Task details:
In the items below, begin at the line that has "x-tick-label: Jun <box>897 512 932 547</box>" and stop after the line that has "x-tick-label: Oct <box>1080". Reproduce only those lines, renaming "data-point" to "plot-marker" throughout and leaving everything else unchanged.

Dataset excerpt
* Start *

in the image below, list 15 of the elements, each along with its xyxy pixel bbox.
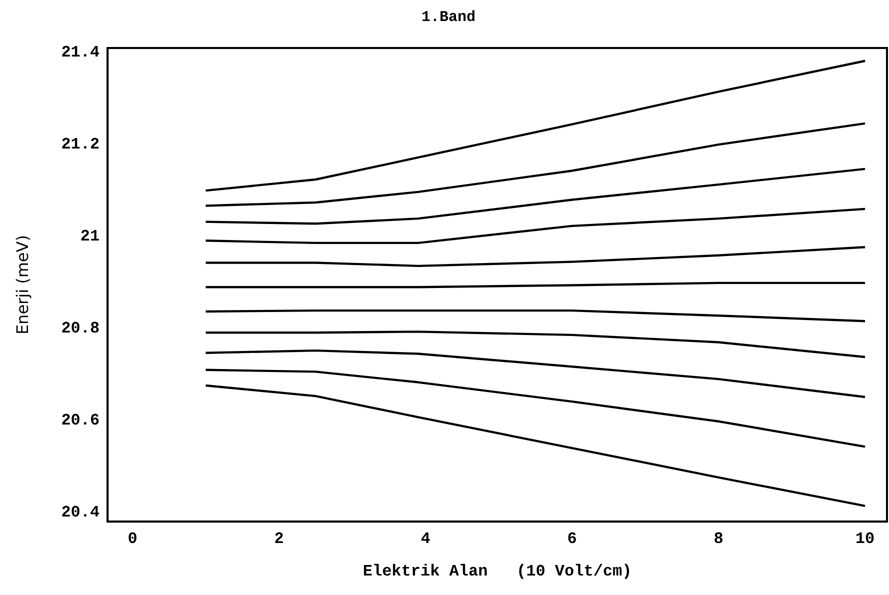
y-tick-label: 21.2 [61, 136, 100, 154]
x-tick-label: 10 [855, 530, 875, 548]
x-tick-label: 0 [128, 530, 138, 548]
x-axis-title: Elektrik Alan (10 Volt/cm) [362, 562, 632, 580]
y-tick-label: 20.4 [61, 503, 100, 522]
chart-title: 1.Band [421, 8, 476, 26]
y-tick-label: 20.8 [61, 320, 100, 338]
y-tick-label: 21.4 [61, 44, 100, 62]
x-tick-label: 2 [274, 530, 284, 548]
x-tick-label: 4 [420, 530, 431, 548]
y-tick-label: 20.6 [61, 411, 100, 430]
x-tick-label: 6 [567, 530, 577, 548]
x-tick-label: 8 [714, 530, 724, 548]
y-axis-title: Enerji (meV) [12, 235, 32, 335]
y-tick-label: 21 [80, 228, 100, 246]
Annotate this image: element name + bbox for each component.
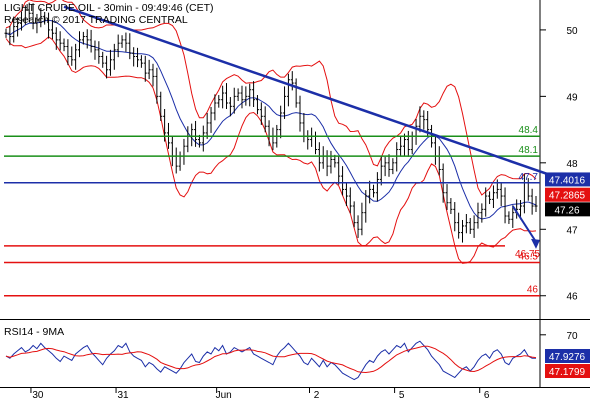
bollinger-upper (5, 0, 537, 196)
level-label: 46.75 (515, 249, 540, 260)
level-label: 47.7 (519, 172, 539, 183)
rsi-badge-label: 47.1799 (549, 367, 586, 378)
bollinger-lower (5, 36, 537, 264)
price-tick-label: 49 (566, 92, 578, 103)
price-badge (545, 172, 590, 187)
price-tick-label: 48 (566, 159, 578, 170)
bollinger-bands (5, 0, 537, 264)
trendline-line (63, 5, 564, 181)
time-tick-label: 6 (484, 390, 490, 400)
price-badge-label: 47.2865 (549, 191, 586, 202)
price-badges: 47.4016 47.2865 47.26 47.9276 47.1799 (545, 172, 590, 378)
rsi-tick-label: 70 (566, 331, 578, 342)
price-tick-label: 46 (566, 292, 578, 303)
forecast-arrow (511, 205, 540, 249)
chart-title: LIGHT CRUDE OIL - 30min - 09:49:46 (CET) (4, 2, 213, 14)
price-axis: 50 49 48 47 46 (540, 26, 578, 303)
level-label: 48.4 (519, 125, 539, 136)
rsi-ma-line (5, 345, 537, 374)
level-label: 46.5 (519, 252, 539, 263)
price-tick-label: 50 (566, 26, 578, 37)
chart-copyright: Research © 2017 TRADING CENTRAL (4, 14, 188, 26)
forecast-arrow-shaft (511, 205, 537, 243)
time-tick-label: 31 (117, 390, 129, 400)
price-badge (545, 187, 590, 202)
time-tick-label: 30 (32, 390, 44, 400)
rsi-line (5, 340, 536, 381)
rsi-title: RSI14 - 9MA (4, 326, 64, 338)
time-tick-label: 2 (314, 390, 320, 400)
time-axis: 30 31 Jun 2 5 6 (30, 387, 490, 400)
rsi-panel (5, 340, 537, 381)
level-label: 48.1 (519, 145, 539, 156)
rsi-badge (545, 349, 590, 363)
rsi-series (5, 340, 536, 381)
rsi-axis: 70 (540, 331, 578, 342)
forecast-arrow-head (531, 238, 540, 249)
price-badge-label: 47.26 (554, 205, 579, 216)
rsi-badge (545, 364, 590, 378)
price-tick-label: 47 (566, 225, 578, 236)
price-badge (545, 202, 590, 217)
level-label: 46 (527, 285, 539, 296)
rsi-ma-series (5, 345, 537, 374)
time-tick-label: Jun (216, 390, 232, 400)
time-tick-label: 5 (399, 390, 405, 400)
price-badge-label: 47.4016 (549, 175, 586, 186)
rsi-badge-label: 47.9276 (549, 352, 586, 363)
trendline (63, 5, 564, 181)
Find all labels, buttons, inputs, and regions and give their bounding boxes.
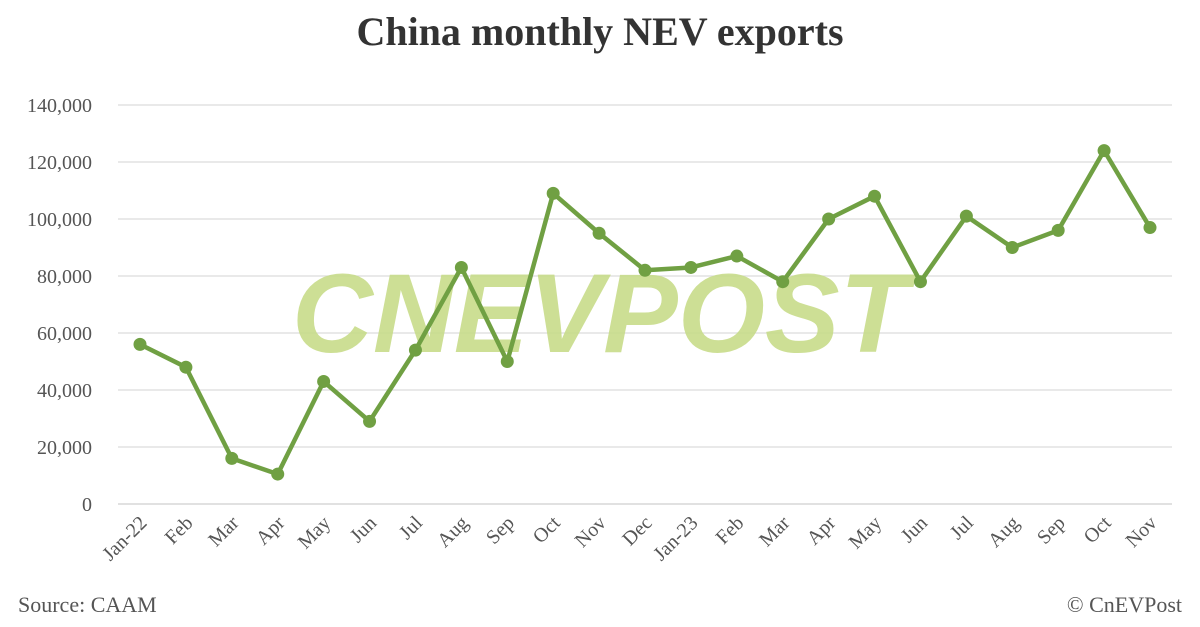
x-tick-label: Jun <box>897 512 932 547</box>
data-point <box>133 337 147 351</box>
x-tick-label: Aug <box>433 512 473 552</box>
x-tick-label: Mar <box>204 512 243 551</box>
y-axis-ticks: 0 20,000 40,000 60,000 80,000 100,000 120,000 1… <box>27 95 92 516</box>
data-point <box>317 374 331 388</box>
x-tick-label: Nov <box>571 512 611 552</box>
y-tick-label: 60,000 <box>37 323 92 345</box>
data-point <box>546 186 560 200</box>
series-layer <box>133 144 1157 481</box>
copyright-note: © CnEVPost <box>1066 592 1182 617</box>
data-point <box>684 260 698 274</box>
x-tick-label: Feb <box>161 512 198 549</box>
gridlines <box>118 104 1172 505</box>
x-tick-label: Dec <box>618 512 656 550</box>
data-point <box>1097 144 1111 158</box>
y-tick-label: 80,000 <box>37 266 92 288</box>
data-point <box>454 260 468 274</box>
data-point <box>225 451 239 465</box>
data-point <box>730 249 744 263</box>
x-tick-label: Oct <box>1080 512 1116 548</box>
watermark-layer: CNEVPOST <box>292 251 917 376</box>
data-point <box>1143 221 1157 235</box>
source-note: Source: CAAM <box>18 592 157 617</box>
x-tick-label: Feb <box>712 512 749 549</box>
x-tick-label: Jan-23 <box>649 512 702 565</box>
y-tick-label: 20,000 <box>37 437 92 459</box>
data-point <box>1051 223 1065 237</box>
x-tick-label: May <box>294 512 335 553</box>
data-point <box>179 360 193 374</box>
data-point <box>913 275 927 289</box>
y-tick-label: 120,000 <box>27 152 92 174</box>
x-tick-label: Jul <box>395 512 427 544</box>
x-tick-label: May <box>845 512 886 553</box>
data-point <box>271 467 285 481</box>
chart-title: China monthly NEV exports <box>356 9 844 54</box>
x-tick-label: Apr <box>803 512 841 550</box>
data-point <box>363 414 377 428</box>
data-point <box>776 275 790 289</box>
y-tick-label: 0 <box>82 494 92 516</box>
y-tick-label: 40,000 <box>37 380 92 402</box>
data-point <box>638 263 652 277</box>
x-axis-ticks: Jan-22 Feb Mar Apr May Jun Jul Aug Sep Oct Nov DecJ… <box>98 512 1161 566</box>
x-tick-label: Apr <box>252 512 290 550</box>
x-tick-label: Jun <box>346 512 381 547</box>
x-tick-label: Aug <box>984 512 1024 552</box>
data-point <box>408 343 422 357</box>
x-tick-label: Mar <box>755 512 794 551</box>
y-tick-label: 140,000 <box>27 95 92 117</box>
x-tick-label: Nov <box>1122 512 1162 552</box>
x-tick-label: Sep <box>482 512 519 549</box>
data-point <box>959 209 973 223</box>
data-point <box>822 212 836 226</box>
data-point <box>592 226 606 240</box>
data-point <box>1005 241 1019 254</box>
x-tick-label: Jan-22 <box>98 512 151 565</box>
data-point <box>500 355 514 368</box>
y-tick-label: 100,000 <box>27 209 92 231</box>
x-tick-label: Oct <box>529 512 565 548</box>
x-tick-label: Sep <box>1033 512 1070 549</box>
watermark-text: CNEVPOST <box>292 251 917 376</box>
x-tick-label: Jul <box>946 512 978 544</box>
data-point <box>868 189 882 203</box>
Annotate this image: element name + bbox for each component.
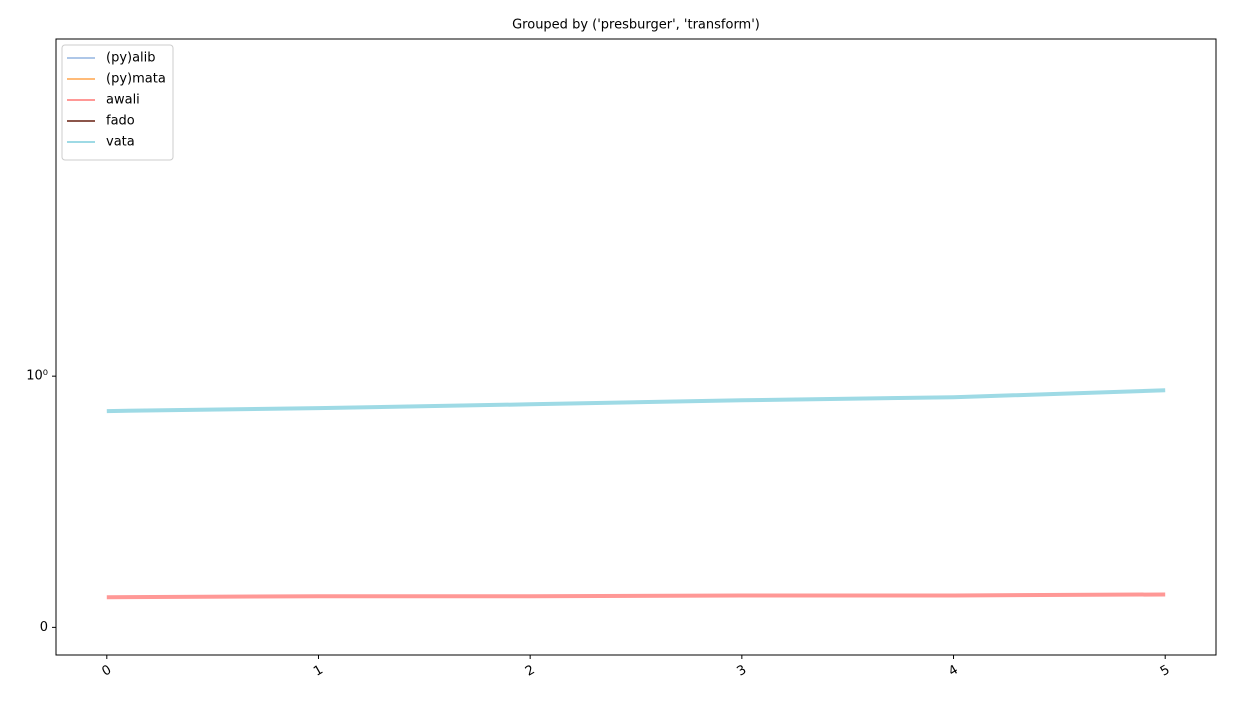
chart-title: Grouped by ('presburger', 'transform')	[512, 18, 760, 33]
legend-label: awali	[106, 93, 140, 108]
legend-label: (py)mata	[106, 72, 166, 87]
axes-frame	[55, 38, 1217, 656]
legend-box	[61, 44, 174, 161]
legend-label: (py)alib	[106, 51, 156, 66]
legend-label: vata	[106, 135, 135, 150]
y-tick-label: 10⁰	[26, 369, 48, 384]
series-line	[106, 592, 1166, 600]
legend-label: fado	[106, 114, 135, 129]
series-line	[106, 388, 1166, 414]
y-tick-label: 0	[40, 620, 48, 635]
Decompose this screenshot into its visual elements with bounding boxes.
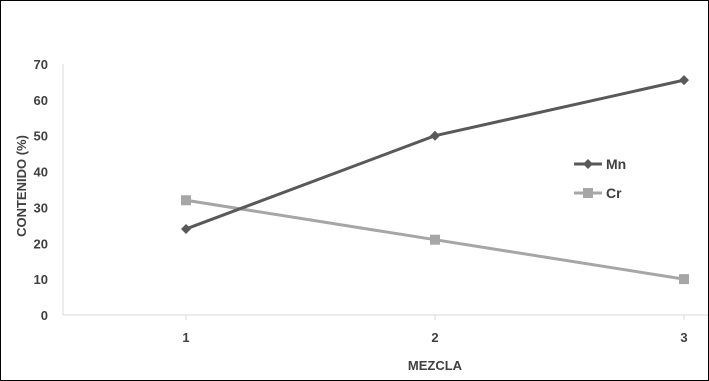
y-tick-label: 0	[41, 308, 48, 323]
data-point-cr	[430, 234, 440, 245]
y-tick-label: 50	[34, 129, 48, 144]
data-point-mn	[181, 223, 191, 234]
y-tick-label: 20	[34, 236, 48, 251]
legend: Mn Cr	[574, 156, 626, 201]
y-tick-label: 70	[34, 57, 48, 72]
x-axis-title: MEZCLA	[408, 358, 463, 373]
y-axis: 0 10 20 30 40 50 60 70	[34, 57, 64, 323]
series-line-mn	[184, 78, 686, 231]
data-point-mn	[430, 130, 440, 141]
data-point-mn	[679, 75, 689, 86]
data-point-cr	[181, 195, 191, 206]
y-tick-label: 60	[34, 93, 48, 108]
x-tick-label: 3	[680, 330, 687, 345]
legend-marker-square	[583, 188, 593, 198]
legend-label: Mn	[606, 156, 626, 172]
legend-marker-diamond	[583, 159, 593, 169]
y-tick-label: 40	[34, 165, 48, 180]
series-layer	[181, 75, 689, 285]
y-axis-title: CONTENIDO (%)	[14, 135, 29, 237]
x-tick-label: 1	[182, 330, 189, 345]
x-tick-label: 2	[431, 330, 438, 345]
y-tick-label: 30	[34, 200, 48, 215]
legend-label: Cr	[606, 185, 622, 201]
y-tick-label: 10	[34, 272, 48, 287]
data-point-cr	[679, 274, 689, 285]
x-axis: 1 2 3	[63, 314, 708, 345]
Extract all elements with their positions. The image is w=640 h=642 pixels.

* End *

Reply to the task:
x-tick-label: Jun <box>897 512 932 547</box>
plot-marker <box>133 337 147 351</box>
x-tick-label: Aug <box>433 512 473 552</box>
x-tick-label: Mar <box>204 512 243 551</box>
y-axis-ticks: 0 20,000 40,000 60,000 80,000 100,000 120,000 1… <box>27 95 92 516</box>
plot-marker <box>317 374 331 388</box>
x-tick-label: Nov <box>571 512 611 552</box>
y-tick-label: 60,000 <box>37 323 92 345</box>
plot-marker <box>546 186 560 200</box>
series-layer <box>133 144 1157 481</box>
copyright-note: © CnEVPost <box>1066 592 1182 617</box>
plot-marker <box>684 260 698 274</box>
x-tick-label: Feb <box>161 512 198 549</box>
gridlines <box>118 104 1172 505</box>
x-tick-label: Dec <box>618 512 656 550</box>
plot-marker <box>1097 144 1111 158</box>
y-tick-label: 80,000 <box>37 266 92 288</box>
plot-marker <box>454 260 468 274</box>
plot-marker <box>225 451 239 465</box>
plot-marker <box>730 249 744 263</box>
x-tick-label: Oct <box>1080 512 1116 548</box>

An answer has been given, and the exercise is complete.